[start Data lines]

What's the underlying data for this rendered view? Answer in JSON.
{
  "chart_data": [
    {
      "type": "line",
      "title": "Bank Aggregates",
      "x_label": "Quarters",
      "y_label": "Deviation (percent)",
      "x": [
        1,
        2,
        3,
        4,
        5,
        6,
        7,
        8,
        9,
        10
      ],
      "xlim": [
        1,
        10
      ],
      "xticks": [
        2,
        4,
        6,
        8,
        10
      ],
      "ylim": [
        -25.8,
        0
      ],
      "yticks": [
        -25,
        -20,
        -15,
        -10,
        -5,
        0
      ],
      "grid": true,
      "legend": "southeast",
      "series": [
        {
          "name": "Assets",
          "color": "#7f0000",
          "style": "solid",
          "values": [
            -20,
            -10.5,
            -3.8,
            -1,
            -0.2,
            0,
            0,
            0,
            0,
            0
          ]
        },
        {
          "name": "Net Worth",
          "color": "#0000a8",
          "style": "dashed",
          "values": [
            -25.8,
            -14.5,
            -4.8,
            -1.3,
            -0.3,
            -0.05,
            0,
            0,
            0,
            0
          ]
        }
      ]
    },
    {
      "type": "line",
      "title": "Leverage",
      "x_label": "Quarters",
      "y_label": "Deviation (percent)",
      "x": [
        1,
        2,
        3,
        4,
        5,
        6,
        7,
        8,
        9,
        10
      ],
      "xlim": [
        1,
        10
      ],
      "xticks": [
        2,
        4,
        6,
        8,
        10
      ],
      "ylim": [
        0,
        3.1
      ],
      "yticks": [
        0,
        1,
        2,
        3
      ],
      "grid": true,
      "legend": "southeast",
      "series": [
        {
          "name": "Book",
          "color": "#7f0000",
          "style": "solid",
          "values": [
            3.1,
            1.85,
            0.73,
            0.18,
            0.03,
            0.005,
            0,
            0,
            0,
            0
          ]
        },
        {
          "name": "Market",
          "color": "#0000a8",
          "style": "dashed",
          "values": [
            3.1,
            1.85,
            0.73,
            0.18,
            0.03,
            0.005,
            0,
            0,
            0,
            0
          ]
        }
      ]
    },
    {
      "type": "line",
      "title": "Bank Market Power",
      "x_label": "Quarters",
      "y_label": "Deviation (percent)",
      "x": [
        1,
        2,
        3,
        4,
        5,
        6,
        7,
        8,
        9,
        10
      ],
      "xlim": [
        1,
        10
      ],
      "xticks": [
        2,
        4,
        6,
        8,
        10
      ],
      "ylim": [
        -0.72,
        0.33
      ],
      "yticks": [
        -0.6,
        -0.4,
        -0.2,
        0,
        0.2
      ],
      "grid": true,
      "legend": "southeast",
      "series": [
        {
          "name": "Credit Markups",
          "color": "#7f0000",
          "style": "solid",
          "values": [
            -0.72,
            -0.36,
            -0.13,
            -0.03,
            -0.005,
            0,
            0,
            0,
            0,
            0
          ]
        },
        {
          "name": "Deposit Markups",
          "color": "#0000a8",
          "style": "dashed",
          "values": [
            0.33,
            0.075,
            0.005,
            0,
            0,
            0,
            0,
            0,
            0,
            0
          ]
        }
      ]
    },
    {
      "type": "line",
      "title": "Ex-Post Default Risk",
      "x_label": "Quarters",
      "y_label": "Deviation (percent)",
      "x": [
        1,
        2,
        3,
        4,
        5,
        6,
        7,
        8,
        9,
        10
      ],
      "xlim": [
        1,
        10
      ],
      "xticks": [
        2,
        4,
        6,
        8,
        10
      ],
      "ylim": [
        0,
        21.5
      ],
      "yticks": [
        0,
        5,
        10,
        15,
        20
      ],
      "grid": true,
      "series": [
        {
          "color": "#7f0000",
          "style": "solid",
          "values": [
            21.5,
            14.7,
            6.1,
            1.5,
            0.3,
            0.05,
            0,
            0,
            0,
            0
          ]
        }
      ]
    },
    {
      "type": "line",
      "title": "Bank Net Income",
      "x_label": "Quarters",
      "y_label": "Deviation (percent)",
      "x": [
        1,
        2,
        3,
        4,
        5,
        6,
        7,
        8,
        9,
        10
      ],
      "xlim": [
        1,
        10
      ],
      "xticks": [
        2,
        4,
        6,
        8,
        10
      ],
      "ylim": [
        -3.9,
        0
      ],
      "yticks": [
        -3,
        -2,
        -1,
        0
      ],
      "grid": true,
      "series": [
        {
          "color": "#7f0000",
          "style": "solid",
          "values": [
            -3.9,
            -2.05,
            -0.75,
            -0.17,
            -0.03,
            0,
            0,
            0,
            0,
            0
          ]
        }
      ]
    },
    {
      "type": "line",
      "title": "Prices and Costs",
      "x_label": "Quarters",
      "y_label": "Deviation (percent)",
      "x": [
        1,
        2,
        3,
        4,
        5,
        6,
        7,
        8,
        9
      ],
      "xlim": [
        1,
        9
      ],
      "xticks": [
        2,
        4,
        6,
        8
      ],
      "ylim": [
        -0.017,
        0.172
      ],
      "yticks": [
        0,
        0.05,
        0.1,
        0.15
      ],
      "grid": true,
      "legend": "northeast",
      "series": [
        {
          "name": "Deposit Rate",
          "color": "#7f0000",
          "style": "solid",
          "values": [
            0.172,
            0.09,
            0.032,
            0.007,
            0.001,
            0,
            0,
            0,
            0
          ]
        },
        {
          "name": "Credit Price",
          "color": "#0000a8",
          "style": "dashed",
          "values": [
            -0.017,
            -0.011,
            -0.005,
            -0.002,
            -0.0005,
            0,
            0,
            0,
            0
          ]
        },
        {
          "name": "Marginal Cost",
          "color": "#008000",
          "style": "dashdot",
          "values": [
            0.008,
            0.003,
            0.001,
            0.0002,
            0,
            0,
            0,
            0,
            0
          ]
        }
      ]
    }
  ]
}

[end Data lines]

What this task involves >>
Gather all lines where the word "Deposit" appears.

Result >>
          "name": "Deposit Markups",
          "name": "Deposit Rate",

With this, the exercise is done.